▶ A run of records:
+--

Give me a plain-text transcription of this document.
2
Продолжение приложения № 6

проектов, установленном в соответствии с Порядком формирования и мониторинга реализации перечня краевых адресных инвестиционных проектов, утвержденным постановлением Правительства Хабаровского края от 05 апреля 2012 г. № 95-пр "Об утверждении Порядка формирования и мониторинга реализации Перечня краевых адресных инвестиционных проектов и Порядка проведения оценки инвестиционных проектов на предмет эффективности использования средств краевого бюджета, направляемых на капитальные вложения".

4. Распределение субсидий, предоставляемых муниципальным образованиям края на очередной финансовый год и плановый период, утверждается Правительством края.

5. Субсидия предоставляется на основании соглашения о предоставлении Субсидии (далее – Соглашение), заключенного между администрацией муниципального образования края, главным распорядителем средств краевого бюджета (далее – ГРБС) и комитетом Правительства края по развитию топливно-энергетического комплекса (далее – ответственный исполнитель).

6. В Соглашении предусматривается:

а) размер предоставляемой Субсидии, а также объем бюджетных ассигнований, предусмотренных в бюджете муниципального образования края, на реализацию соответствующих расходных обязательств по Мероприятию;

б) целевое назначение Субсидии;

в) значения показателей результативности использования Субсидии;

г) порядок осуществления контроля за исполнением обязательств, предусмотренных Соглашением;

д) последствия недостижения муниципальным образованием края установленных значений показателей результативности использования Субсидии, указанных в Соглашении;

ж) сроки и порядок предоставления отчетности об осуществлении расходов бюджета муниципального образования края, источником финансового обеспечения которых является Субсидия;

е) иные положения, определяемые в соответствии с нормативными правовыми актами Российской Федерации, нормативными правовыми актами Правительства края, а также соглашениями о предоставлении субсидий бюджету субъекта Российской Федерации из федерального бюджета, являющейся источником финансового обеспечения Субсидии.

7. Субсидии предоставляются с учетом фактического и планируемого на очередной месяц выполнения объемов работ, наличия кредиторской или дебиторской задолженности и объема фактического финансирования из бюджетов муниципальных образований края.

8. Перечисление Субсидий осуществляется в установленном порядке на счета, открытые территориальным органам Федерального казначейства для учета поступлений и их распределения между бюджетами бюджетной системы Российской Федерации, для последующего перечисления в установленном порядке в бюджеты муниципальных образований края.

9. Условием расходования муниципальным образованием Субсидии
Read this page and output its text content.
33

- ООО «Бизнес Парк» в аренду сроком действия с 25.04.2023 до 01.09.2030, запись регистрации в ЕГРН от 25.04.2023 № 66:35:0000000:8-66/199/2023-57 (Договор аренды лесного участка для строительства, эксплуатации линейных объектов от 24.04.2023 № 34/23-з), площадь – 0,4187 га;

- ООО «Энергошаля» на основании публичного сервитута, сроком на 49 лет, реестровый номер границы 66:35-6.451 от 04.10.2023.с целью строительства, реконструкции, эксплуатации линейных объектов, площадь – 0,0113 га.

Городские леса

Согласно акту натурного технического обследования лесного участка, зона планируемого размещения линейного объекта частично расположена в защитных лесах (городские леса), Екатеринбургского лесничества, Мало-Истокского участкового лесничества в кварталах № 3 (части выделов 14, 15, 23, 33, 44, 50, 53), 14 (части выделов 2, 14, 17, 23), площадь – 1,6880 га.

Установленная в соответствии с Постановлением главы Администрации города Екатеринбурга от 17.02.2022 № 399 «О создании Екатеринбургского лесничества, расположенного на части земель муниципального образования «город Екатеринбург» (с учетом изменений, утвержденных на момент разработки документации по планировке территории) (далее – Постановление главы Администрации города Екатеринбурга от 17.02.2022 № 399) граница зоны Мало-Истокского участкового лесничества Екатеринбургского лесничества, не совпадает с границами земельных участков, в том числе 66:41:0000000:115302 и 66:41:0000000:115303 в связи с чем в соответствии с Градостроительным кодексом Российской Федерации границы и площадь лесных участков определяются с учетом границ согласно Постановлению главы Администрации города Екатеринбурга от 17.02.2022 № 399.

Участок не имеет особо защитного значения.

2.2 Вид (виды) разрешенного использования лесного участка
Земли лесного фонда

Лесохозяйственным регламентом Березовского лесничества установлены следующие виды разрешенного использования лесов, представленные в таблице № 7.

+--

In the listing, find all lines with the string "муниципальным" and copy them.

4. Распределение субсидий, предоставляемых муниципальным образованиям края на очередной финансовый год и плановый период, утверждается Правительством края.
д) последствия недостижения муниципальным образованием края установленных значений показателей результативности использования Субсидии, указанных в Соглашении;
9. Условием расходования муниципальным образованием Субсидии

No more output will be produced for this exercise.